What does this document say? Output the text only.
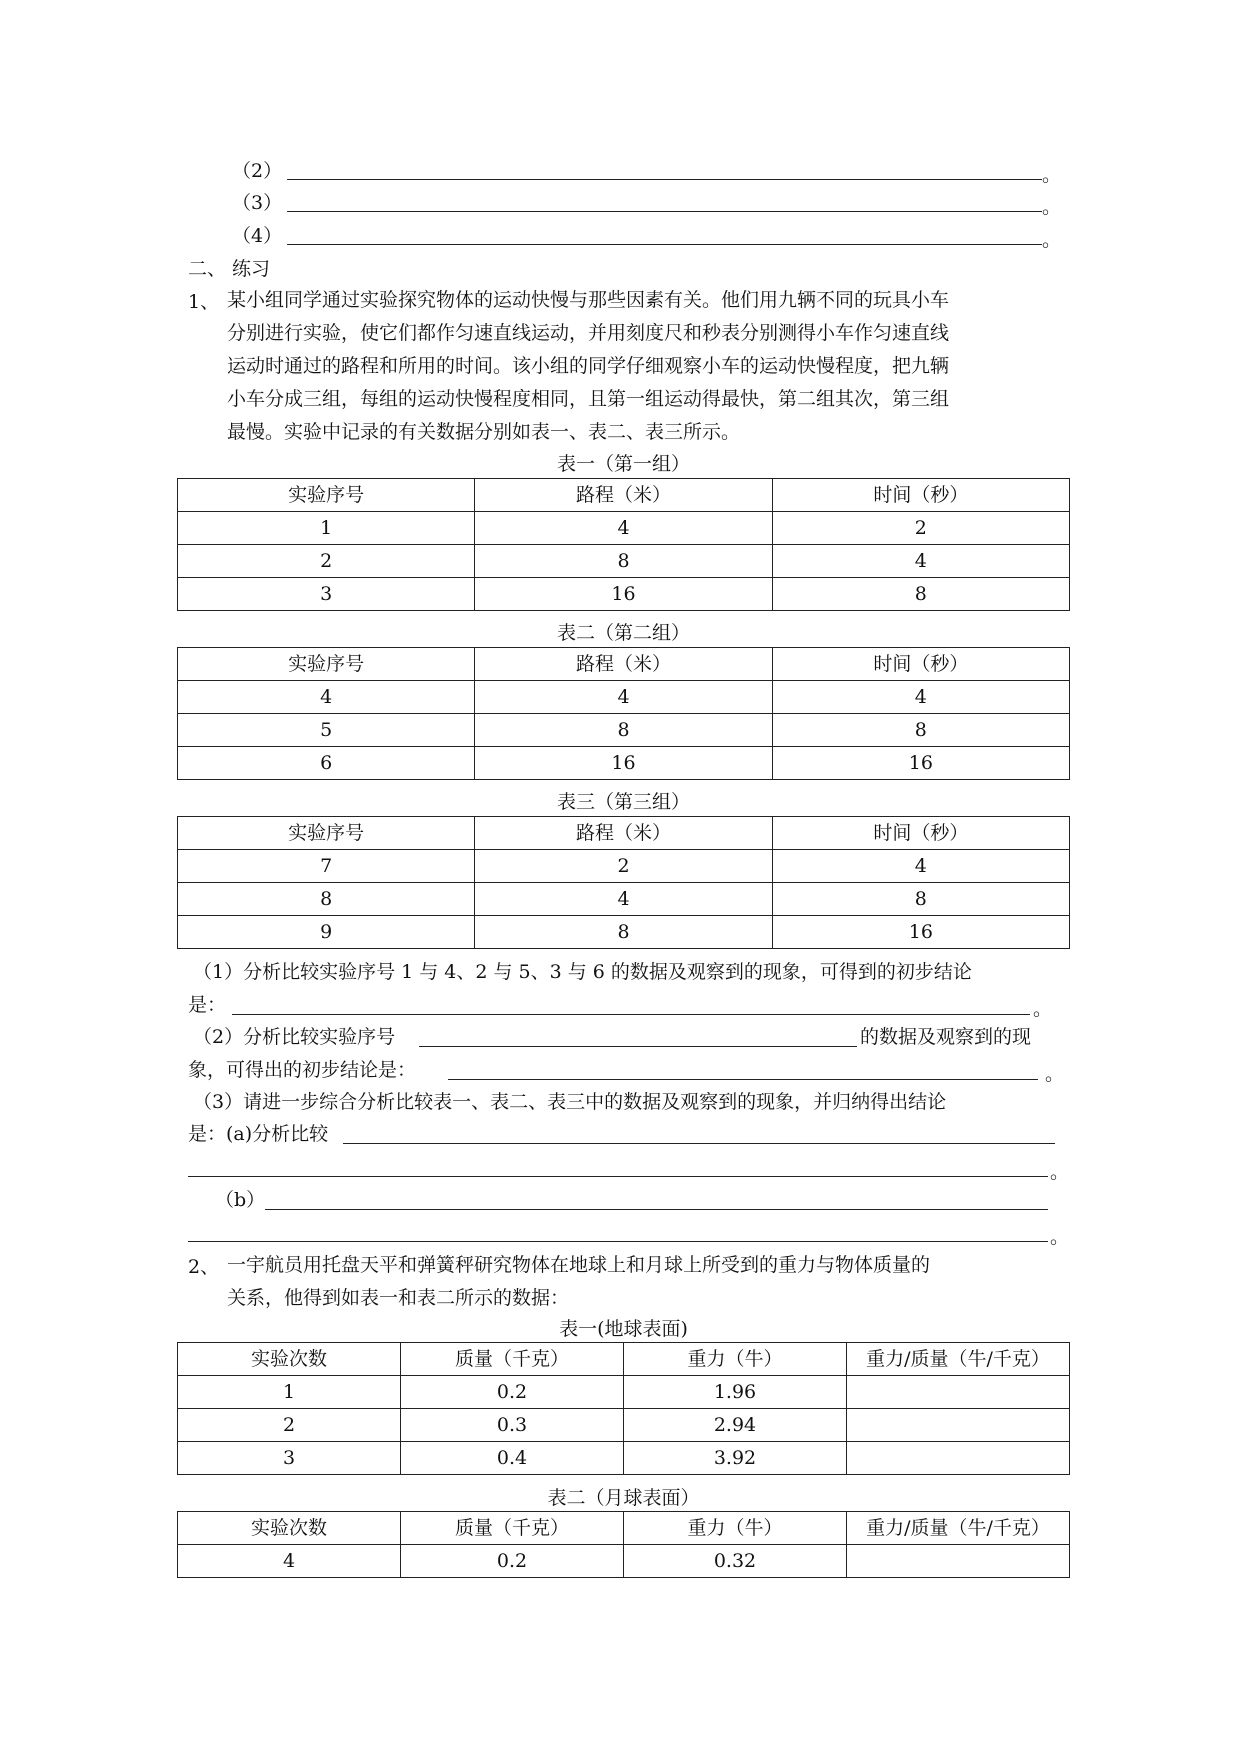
（2）	。
（3）	。
（4）	。
二、 练习
1、 某小组同学通过实验探究物体的运动快慢与那些因素有关。他们用九辆不同的玩具小车
分别进行实验，使它们都作匀速直线运动，并用刻度尺和秒表分别测得小车作匀速直线
运动时通过的路程和所用的时间。该小组的同学仔细观察小车的运动快慢程度，把九辆
小车分成三组，每组的运动快慢程度相同，且第一组运动得最快，第二组其次，第三组
最慢。实验中记录的有关数据分别如表一、表二、表三所示。
表一（第一组）
实验序号	路程（米）	时间（秒）
1	4	2
2	8	4
3	16	8
表二（第二组）
实验序号	路程（米）	时间（秒）
4	4	4
5	8	8
6	16	16
表三（第三组）
实验序号	路程（米）	时间（秒）
7	2	4
8	4	8
9	8	16
（1）分析比较实验序号 1 与 4、2 与 5、3 与 6 的数据及观察到的现象，可得到的初步结论
是：	。
（2）分析比较实验序号	的数据及观察到的现
象，可得出的初步结论是：	。
（3）请进一步综合分析比较表一、表二、表三中的数据及观察到的现象，并归纳得出结论
是：(a)分析比较
。
（b）
。
2、 一宇航员用托盘天平和弹簧秤研究物体在地球上和月球上所受到的重力与物体质量的
关系，他得到如表一和表二所示的数据：
表一(地球表面)
实验次数	质量（千克）	重力（牛）	重力/质量（牛/千克）
1	0.2	1.96	
2	0.3	2.94	
3	0.4	3.92	
表二（月球表面）
实验次数	质量（千克）	重力（牛）	重力/质量（牛/千克）
4	0.2	0.32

• [Direction]: Repeat the material above verbatim, with no pictures in the output.

• [Output for this exercise]:
What does this document say? Output the text only.
（2）	。
（3）	。
（4）	。
二、 练习
1、 某小组同学通过实验探究物体的运动快慢与那些因素有关。他们用九辆不同的玩具小车
分别进行实验，使它们都作匀速直线运动，并用刻度尺和秒表分别测得小车作匀速直线
运动时通过的路程和所用的时间。该小组的同学仔细观察小车的运动快慢程度，把九辆
小车分成三组，每组的运动快慢程度相同，且第一组运动得最快，第二组其次，第三组
最慢。实验中记录的有关数据分别如表一、表二、表三所示。
表一（第一组）
实验序号	路程（米）	时间（秒）
1	4	2
2	8	4
3	16	8
表二（第二组）
实验序号	路程（米）	时间（秒）
4	4	4
5	8	8
6	16	16
表三（第三组）
实验序号	路程（米）	时间（秒）
7	2	4
8	4	8
9	8	16
（1）分析比较实验序号 1 与 4、2 与 5、3 与 6 的数据及观察到的现象，可得到的初步结论
是：	。
（2）分析比较实验序号	的数据及观察到的现
象，可得出的初步结论是：	。
（3）请进一步综合分析比较表一、表二、表三中的数据及观察到的现象，并归纳得出结论
是：(a)分析比较
。
（b）
。
2、 一宇航员用托盘天平和弹簧秤研究物体在地球上和月球上所受到的重力与物体质量的
关系，他得到如表一和表二所示的数据：
表一(地球表面)
实验次数	质量（千克）	重力（牛）	重力/质量（牛/千克）
1	0.2	1.96	
2	0.3	2.94	
3	0.4	3.92	
表二（月球表面）
实验次数	质量（千克）	重力（牛）	重力/质量（牛/千克）
4	0.2	0.32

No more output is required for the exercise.